Below are records; work out how many of their lines contain "from" and give only that number.

──────── Task input

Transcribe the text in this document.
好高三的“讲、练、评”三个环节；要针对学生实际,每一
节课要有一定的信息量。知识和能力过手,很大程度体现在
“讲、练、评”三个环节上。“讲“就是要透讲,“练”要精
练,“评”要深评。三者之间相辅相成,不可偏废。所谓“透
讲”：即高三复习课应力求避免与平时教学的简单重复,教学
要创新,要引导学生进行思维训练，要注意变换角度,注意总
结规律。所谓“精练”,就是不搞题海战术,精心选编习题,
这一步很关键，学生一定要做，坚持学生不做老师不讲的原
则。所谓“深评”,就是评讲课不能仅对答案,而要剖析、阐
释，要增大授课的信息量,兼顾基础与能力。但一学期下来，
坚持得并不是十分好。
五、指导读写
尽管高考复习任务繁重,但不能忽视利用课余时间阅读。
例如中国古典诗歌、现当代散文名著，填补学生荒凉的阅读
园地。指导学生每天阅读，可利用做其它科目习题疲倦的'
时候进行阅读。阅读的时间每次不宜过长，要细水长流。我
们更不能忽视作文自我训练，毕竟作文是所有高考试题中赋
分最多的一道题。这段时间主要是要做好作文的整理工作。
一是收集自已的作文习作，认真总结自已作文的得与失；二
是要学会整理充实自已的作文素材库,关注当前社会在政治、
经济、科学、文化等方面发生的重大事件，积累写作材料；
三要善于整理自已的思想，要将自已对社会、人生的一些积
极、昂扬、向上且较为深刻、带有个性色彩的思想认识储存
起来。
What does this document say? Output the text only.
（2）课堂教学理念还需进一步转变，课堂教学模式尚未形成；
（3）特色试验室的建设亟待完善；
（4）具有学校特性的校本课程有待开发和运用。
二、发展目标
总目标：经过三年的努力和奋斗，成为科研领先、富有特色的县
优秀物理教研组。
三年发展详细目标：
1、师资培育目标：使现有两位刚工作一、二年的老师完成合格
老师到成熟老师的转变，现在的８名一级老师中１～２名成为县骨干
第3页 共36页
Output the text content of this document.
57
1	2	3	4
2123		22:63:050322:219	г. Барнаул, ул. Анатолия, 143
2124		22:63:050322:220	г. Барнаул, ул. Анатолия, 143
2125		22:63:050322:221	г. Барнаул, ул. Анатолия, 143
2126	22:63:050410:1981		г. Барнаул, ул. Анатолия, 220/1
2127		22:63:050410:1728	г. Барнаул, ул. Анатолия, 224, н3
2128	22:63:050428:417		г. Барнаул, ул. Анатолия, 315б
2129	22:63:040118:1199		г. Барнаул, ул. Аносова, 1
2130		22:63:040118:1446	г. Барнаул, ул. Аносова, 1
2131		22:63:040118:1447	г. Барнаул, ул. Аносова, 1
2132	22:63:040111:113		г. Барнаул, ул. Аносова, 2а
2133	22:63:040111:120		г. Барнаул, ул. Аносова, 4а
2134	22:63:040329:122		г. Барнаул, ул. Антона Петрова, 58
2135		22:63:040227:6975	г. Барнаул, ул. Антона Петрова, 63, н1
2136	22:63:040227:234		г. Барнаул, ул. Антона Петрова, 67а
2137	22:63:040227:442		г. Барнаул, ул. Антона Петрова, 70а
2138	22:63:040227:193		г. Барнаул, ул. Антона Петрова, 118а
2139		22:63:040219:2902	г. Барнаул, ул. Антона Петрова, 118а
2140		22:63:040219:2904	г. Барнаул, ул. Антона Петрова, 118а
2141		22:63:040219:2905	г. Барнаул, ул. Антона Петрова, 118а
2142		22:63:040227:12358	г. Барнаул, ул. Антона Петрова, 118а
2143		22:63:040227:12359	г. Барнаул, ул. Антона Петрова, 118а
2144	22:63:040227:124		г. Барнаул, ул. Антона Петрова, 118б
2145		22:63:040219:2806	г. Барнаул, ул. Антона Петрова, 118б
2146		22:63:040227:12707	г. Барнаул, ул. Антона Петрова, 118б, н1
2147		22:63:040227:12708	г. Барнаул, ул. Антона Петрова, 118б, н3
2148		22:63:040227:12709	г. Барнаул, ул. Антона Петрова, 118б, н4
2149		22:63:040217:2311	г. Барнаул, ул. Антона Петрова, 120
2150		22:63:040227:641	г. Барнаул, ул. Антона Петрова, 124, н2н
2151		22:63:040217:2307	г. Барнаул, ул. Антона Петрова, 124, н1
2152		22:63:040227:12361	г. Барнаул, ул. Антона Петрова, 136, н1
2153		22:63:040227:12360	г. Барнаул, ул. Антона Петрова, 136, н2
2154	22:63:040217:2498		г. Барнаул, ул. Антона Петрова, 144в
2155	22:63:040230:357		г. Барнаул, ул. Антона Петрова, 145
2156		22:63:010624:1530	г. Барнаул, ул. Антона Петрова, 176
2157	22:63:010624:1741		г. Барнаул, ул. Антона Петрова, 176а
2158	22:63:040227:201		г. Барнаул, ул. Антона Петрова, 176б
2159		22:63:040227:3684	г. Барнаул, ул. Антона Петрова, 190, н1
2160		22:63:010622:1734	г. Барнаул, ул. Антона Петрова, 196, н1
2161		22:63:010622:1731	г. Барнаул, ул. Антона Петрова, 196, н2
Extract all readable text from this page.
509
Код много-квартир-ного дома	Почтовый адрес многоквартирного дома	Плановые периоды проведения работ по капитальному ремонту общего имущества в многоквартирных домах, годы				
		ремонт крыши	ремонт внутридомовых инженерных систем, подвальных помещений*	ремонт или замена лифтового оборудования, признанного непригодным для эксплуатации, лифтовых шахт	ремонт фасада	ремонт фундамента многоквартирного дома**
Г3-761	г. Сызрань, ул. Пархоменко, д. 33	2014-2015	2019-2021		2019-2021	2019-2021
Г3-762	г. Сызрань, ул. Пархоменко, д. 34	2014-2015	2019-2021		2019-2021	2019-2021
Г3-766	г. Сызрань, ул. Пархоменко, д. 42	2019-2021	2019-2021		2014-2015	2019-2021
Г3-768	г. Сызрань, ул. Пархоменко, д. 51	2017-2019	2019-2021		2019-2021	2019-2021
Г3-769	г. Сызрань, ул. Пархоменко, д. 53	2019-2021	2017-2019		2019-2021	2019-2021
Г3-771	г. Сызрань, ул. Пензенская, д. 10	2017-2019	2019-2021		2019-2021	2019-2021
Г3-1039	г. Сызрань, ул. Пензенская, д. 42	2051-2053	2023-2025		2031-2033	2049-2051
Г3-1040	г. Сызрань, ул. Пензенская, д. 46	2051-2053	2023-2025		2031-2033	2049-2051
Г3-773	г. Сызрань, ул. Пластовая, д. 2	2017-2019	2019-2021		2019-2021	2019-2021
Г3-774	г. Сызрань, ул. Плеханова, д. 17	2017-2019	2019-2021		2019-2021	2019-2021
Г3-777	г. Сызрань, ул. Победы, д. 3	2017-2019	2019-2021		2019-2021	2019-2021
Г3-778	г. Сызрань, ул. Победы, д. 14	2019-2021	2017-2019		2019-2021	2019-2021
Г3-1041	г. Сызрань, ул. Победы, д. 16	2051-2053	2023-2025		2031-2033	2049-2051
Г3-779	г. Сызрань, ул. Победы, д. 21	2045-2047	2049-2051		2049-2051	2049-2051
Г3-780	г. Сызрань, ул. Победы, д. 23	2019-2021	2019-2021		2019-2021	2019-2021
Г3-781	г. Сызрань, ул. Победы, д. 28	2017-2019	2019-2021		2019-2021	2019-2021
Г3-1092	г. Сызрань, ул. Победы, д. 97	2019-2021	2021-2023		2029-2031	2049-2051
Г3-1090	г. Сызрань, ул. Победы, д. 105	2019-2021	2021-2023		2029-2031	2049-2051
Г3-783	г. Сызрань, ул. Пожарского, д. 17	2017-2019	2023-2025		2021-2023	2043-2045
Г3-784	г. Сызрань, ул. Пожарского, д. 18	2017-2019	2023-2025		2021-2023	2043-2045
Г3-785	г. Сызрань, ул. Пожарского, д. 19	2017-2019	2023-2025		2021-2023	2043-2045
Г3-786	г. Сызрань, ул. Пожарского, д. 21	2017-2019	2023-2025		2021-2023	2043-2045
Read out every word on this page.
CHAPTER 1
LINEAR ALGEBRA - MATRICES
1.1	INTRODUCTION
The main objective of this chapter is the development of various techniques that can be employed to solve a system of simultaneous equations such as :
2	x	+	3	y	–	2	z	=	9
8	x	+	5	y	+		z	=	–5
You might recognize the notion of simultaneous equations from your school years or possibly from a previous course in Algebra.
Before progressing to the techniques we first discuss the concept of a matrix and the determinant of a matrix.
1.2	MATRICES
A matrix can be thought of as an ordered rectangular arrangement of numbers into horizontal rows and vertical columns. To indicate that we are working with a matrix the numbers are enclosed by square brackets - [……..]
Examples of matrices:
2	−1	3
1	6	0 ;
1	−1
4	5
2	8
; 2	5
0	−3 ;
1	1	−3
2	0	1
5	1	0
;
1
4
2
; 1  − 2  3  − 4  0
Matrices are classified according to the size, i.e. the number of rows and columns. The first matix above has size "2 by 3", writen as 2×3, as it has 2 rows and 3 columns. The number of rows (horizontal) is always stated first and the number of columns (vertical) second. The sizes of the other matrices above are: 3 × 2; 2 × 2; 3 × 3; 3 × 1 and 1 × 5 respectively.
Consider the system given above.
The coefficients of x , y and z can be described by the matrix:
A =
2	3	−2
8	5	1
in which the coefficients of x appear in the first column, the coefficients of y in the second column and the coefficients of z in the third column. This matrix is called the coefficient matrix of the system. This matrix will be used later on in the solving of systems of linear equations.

────────────────

# [Exercise output]
2